#### TASK OBJECTIVE
Faithfully return all lines, omitting every embedded picture.

Collection entries
↓

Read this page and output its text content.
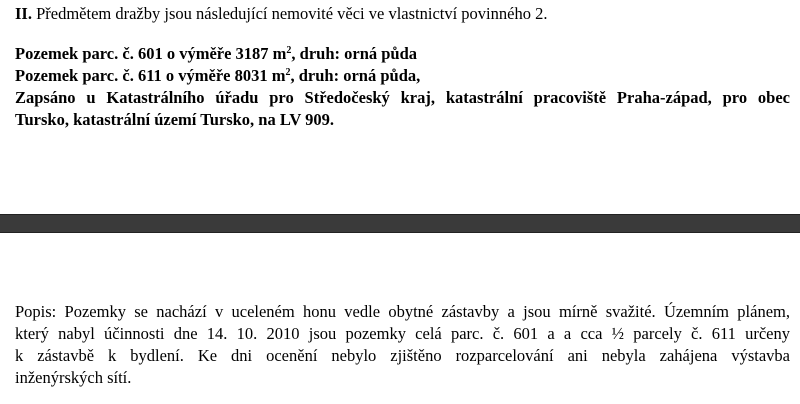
II. Předmětem dražby jsou následující nemovité věci ve vlastnictví povinného 2.
Pozemek parc. č. 601 o výměře 3187 $m^2$, druh: orná půda
Pozemek parc. č. 611 o výměře 8031 $m^2$, druh: orná půda,
Zapsáno u Katastrálního úřadu pro Středočeský kraj, katastrální pracoviště Praha-západ, pro obec
Tursko, katastrální území Tursko, na LV 909.
Popis: Pozemky se nachází v uceleném honu vedle obytné zástavby a jsou mírně svažité. Územním plánem,
který nabyl účinnosti dne 14. 10. 2010 jsou pozemky celá parc. č. 601 a a cca ½ parcely č. 611 určeny
k zástavbě k bydlení. Ke dni ocenění nebylo zjištěno rozparcelování ani nebyla zahájena výstavba
inženýrských sítí.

↑

#### FINISHED TASK
Read this page and output its text content.
II. Předmětem dražby jsou následující nemovité věci ve vlastnictví povinného 2.
Pozemek parc. č. 601 o výměře 3187 $m^2$, druh: orná půda
Pozemek parc. č. 611 o výměře 8031 $m^2$, druh: orná půda,
Zapsáno u Katastrálního úřadu pro Středočeský kraj, katastrální pracoviště Praha-západ, pro obec
Tursko, katastrální území Tursko, na LV 909.
Popis: Pozemky se nachází v uceleném honu vedle obytné zástavby a jsou mírně svažité. Územním plánem,
který nabyl účinnosti dne 14. 10. 2010 jsou pozemky celá parc. č. 601 a a cca ½ parcely č. 611 určeny
k zástavbě k bydlení. Ke dni ocenění nebylo zjištěno rozparcelování ani nebyla zahájena výstavba
inženýrských sítí.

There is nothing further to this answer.